## What you should do
Leave out pictures; repeat exactly the lines from the "Type out the text in this image." line through the last of the data below.

## Input data
- - - - - - -

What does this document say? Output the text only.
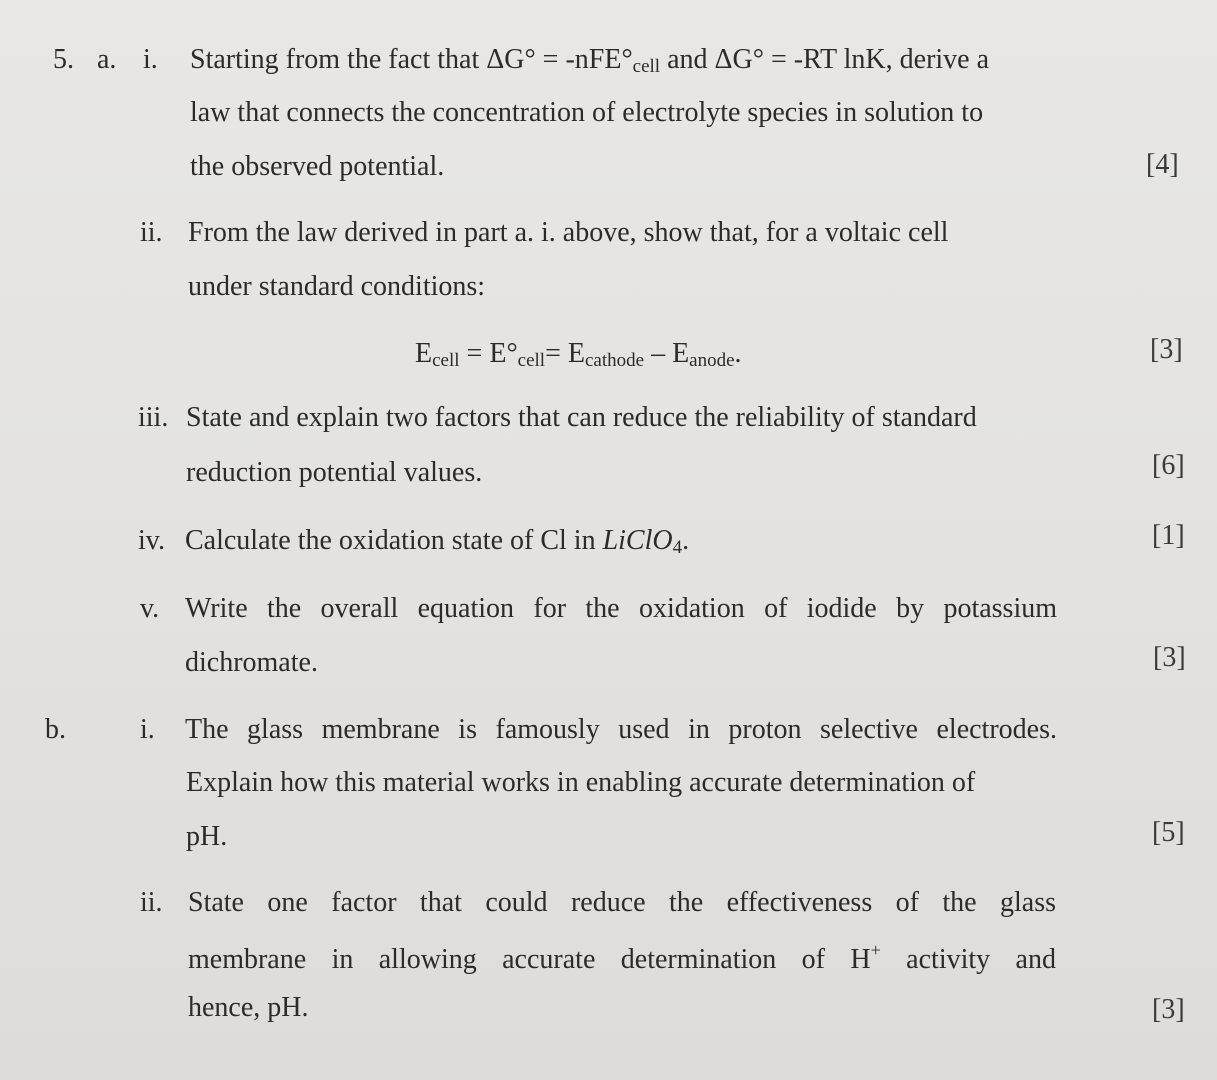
5. a. i. Starting from the fact that $\Delta G^\circ = -nFE^\circ_{cell}$ and ΔG° = -RT lnK, derive a
law that connects the concentration of electrolyte species in solution to
the observed potential.	[4]
ii. From the law derived in part a. i. above, show that, for a voltaic cell
under standard conditions:
$E_{cell} = E^\circ_{cell}= E_{cathode} - E_{anode}$.	[3]
iii. State and explain two factors that can reduce the reliability of standard
reduction potential values.	[6]
iv. Calculate the oxidation state of Cl in LiClO$_4$.	[1]
v. Write the overall equation for the oxidation of iodide by potassium
dichromate.	[3]
b.	i. The glass membrane is famously used in proton selective electrodes.
Explain how this material works in enabling accurate determination of
pH.	[5]
ii. State one factor that could reduce the effectiveness of the glass
membrane in allowing accurate determination of H+ activity and
hence, pH.	[3]
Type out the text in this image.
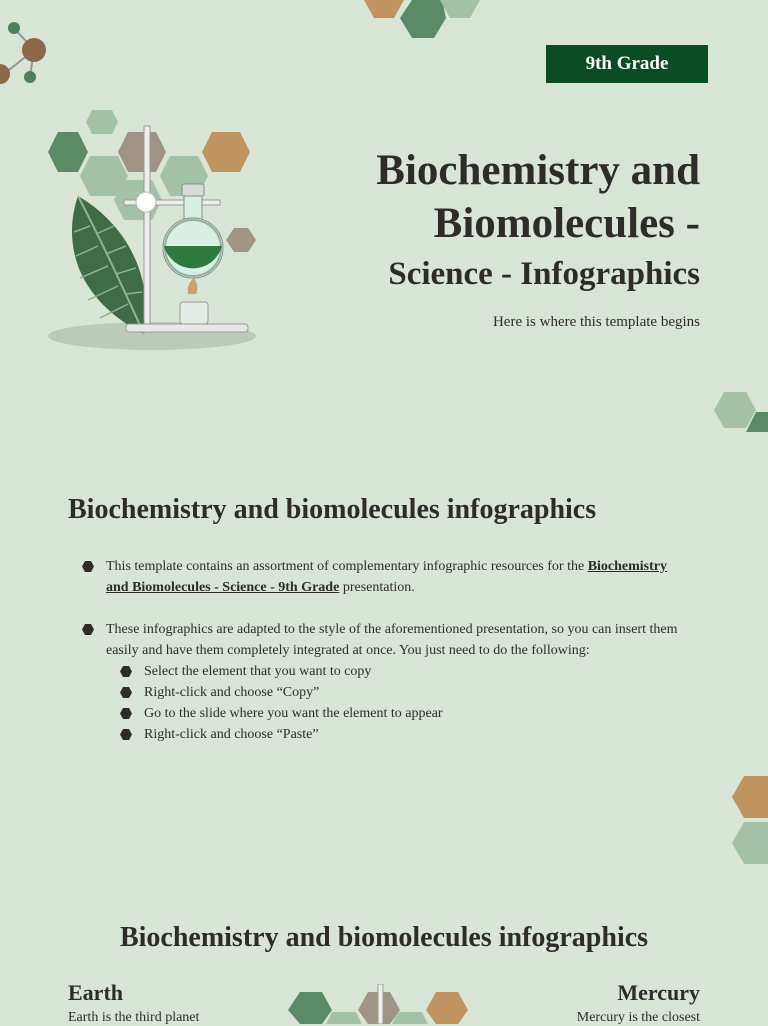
9th Grade
Biochemistry and Biomolecules -
Science - Infographics
Here is where this template begins
Biochemistry and biomolecules infographics
This template contains an assortment of complementary infographic resources for the Biochemistry and Biomolecules - Science - 9th Grade presentation.
These infographics are adapted to the style of the aforementioned presentation, so you can insert them easily and have them completely integrated at once. You just need to do the following:
Select the element that you want to copy
Right-click and choose “Copy”
Go to the slide where you want the element to appear
Right-click and choose “Paste”
Biochemistry and biomolecules infographics
Earth
Earth is the third planet
Mercury
Mercury is the closest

- - - - - - -

## Answer below
Type out the text in this image.
9th Grade
Biochemistry and Biomolecules -
Science - Infographics
Here is where this template begins
Biochemistry and biomolecules infographics
This template contains an assortment of complementary infographic resources for the Biochemistry and Biomolecules - Science - 9th Grade presentation.
These infographics are adapted to the style of the aforementioned presentation, so you can insert them easily and have them completely integrated at once. You just need to do the following:
Select the element that you want to copy
Right-click and choose “Copy”
Go to the slide where you want the element to appear
Right-click and choose “Paste”
Biochemistry and biomolecules infographics
Earth
Earth is the third planet
Mercury
Mercury is the closest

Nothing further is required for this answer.